• **Given records**:
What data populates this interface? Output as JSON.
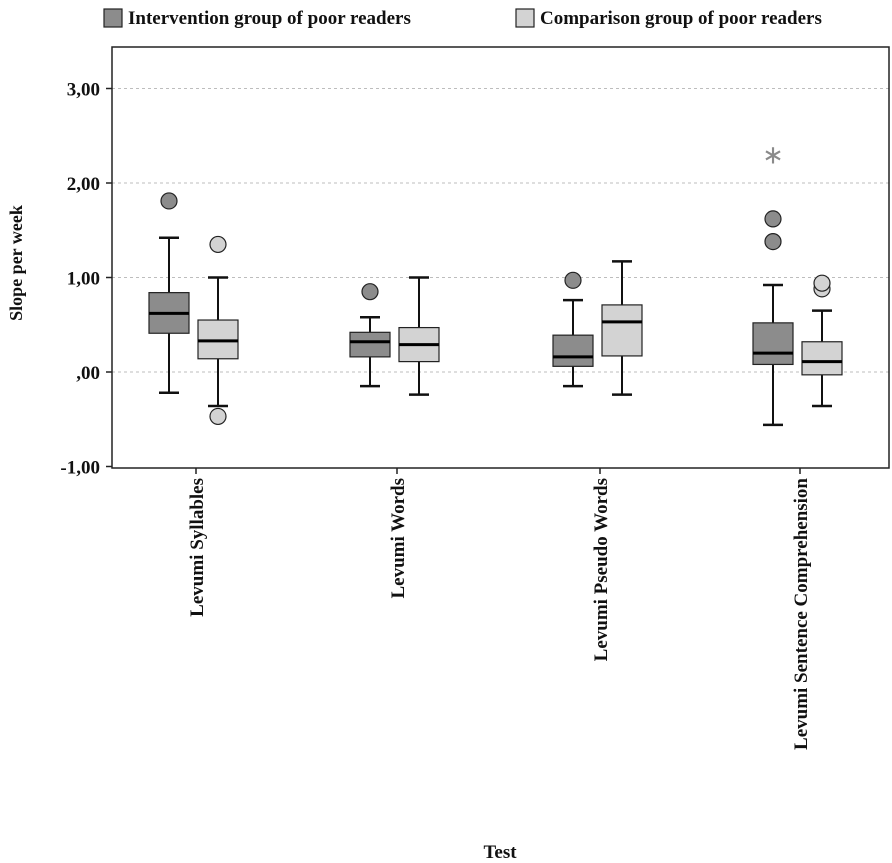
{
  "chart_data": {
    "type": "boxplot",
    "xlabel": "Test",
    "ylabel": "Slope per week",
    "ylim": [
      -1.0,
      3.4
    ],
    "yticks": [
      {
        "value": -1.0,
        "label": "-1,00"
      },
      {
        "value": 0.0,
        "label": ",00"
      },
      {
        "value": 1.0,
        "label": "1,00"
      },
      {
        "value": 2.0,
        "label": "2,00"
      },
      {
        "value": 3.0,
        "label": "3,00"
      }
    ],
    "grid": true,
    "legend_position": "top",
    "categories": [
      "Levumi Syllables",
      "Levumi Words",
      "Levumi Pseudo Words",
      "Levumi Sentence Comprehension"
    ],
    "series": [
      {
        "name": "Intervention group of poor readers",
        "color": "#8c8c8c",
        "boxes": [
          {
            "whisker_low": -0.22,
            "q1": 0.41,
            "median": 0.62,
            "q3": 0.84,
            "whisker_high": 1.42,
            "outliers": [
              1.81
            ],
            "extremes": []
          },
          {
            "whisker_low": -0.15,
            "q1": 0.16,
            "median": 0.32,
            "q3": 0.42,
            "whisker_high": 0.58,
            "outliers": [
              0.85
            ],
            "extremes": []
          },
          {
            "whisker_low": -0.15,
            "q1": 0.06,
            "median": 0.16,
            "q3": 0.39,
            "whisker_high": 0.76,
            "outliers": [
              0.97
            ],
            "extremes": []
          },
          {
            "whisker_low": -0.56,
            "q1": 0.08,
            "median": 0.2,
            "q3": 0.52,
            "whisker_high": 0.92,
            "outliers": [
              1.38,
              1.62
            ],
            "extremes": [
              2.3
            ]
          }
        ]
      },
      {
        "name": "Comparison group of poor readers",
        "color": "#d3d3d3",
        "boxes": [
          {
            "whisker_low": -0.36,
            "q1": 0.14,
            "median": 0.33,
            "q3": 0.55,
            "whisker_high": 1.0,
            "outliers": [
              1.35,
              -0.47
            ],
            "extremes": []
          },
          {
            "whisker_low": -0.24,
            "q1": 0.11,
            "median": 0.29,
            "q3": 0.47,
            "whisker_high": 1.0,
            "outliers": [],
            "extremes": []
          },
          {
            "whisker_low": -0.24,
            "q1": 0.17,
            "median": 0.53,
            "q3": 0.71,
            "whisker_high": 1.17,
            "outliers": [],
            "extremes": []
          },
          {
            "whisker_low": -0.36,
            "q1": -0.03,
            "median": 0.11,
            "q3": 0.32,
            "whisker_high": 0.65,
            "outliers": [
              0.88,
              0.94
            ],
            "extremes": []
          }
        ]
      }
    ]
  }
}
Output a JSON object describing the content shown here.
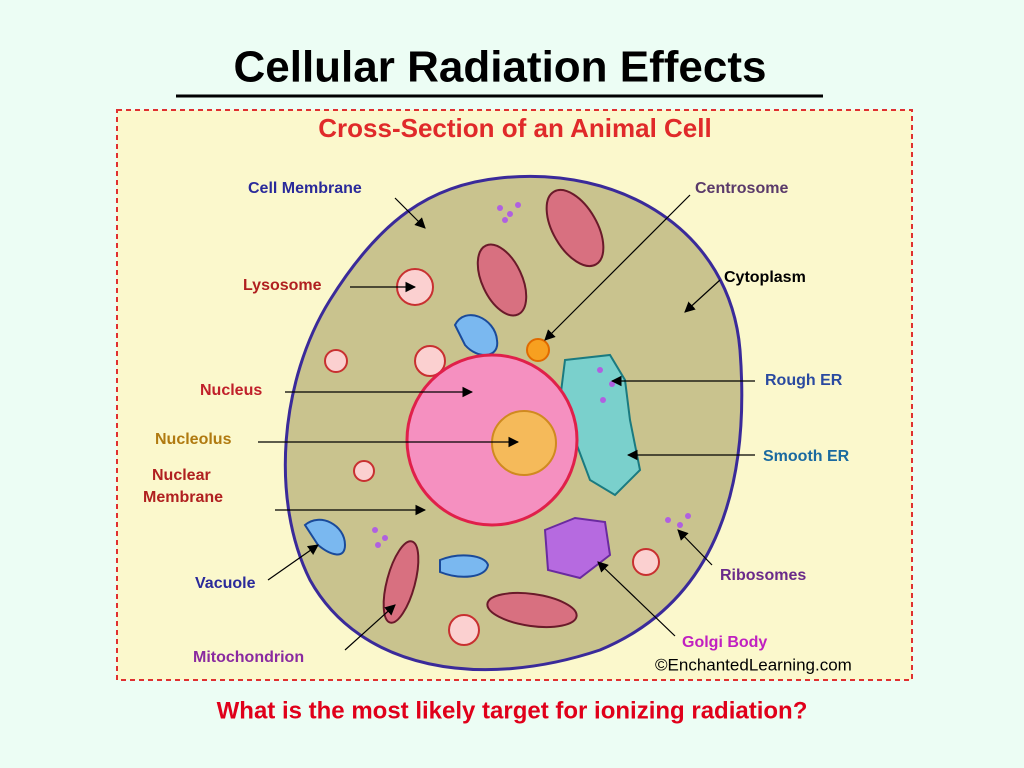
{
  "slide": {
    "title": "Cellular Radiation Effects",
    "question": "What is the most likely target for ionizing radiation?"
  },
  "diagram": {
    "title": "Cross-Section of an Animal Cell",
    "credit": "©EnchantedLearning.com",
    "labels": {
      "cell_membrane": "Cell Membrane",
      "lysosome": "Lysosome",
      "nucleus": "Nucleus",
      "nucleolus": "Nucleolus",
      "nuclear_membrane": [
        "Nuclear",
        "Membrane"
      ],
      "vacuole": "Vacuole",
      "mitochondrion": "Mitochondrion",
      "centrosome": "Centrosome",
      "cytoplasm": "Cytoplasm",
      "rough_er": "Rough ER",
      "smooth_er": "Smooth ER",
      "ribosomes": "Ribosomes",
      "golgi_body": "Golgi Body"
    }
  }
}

• **Task requirements**:
Which lines of the data above contain "Levumi"? Copy each one.

• **Response to this task**:
      "Levumi Syllables",
      "Levumi Words",
      "Levumi Pseudo Words",
      "Levumi Sentence Comprehension"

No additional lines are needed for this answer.